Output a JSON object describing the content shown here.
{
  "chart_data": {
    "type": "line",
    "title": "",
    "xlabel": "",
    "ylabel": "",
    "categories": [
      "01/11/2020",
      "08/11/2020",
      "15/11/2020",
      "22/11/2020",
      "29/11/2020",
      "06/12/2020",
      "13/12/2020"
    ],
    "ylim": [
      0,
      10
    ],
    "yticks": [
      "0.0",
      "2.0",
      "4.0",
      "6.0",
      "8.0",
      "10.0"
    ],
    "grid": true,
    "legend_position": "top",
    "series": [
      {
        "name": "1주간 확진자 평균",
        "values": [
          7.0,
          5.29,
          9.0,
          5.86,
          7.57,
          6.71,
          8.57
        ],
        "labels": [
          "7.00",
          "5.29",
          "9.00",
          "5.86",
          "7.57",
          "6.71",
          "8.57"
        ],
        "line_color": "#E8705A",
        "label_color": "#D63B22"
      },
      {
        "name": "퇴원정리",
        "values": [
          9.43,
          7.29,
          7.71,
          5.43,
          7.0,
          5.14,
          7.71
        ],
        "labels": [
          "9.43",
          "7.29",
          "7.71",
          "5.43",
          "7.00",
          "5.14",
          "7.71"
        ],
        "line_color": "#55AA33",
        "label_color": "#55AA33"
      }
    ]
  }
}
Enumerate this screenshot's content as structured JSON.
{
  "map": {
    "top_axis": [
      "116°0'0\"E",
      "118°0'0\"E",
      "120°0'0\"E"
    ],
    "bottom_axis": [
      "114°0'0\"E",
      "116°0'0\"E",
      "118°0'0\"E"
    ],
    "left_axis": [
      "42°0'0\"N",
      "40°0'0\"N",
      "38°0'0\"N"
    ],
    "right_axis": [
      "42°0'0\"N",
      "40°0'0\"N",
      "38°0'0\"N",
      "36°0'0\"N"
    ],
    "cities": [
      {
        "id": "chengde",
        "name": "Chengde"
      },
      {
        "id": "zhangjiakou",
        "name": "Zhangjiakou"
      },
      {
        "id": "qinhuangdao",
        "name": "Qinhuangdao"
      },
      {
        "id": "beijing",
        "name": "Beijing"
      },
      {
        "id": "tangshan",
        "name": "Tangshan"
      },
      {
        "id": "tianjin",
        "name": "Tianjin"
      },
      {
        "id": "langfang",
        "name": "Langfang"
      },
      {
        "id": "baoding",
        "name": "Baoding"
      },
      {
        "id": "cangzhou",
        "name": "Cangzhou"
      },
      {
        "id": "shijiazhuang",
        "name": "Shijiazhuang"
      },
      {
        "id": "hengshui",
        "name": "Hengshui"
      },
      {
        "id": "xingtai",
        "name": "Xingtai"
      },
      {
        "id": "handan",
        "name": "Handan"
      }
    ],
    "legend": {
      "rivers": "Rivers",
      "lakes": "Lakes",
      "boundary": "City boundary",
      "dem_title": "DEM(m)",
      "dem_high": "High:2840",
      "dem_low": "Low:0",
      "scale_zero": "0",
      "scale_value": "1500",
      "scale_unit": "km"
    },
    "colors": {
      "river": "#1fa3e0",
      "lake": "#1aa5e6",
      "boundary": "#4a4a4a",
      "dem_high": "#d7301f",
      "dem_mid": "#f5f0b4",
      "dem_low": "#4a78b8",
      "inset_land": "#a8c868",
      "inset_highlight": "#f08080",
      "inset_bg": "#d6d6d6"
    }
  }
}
★ ★ ★
● WRITTEN REQUEST
Look through the listing and extract every line with "boundary" in it.

● RESPONSE
      "boundary": "City boundary",
      "boundary": "#4a4a4a",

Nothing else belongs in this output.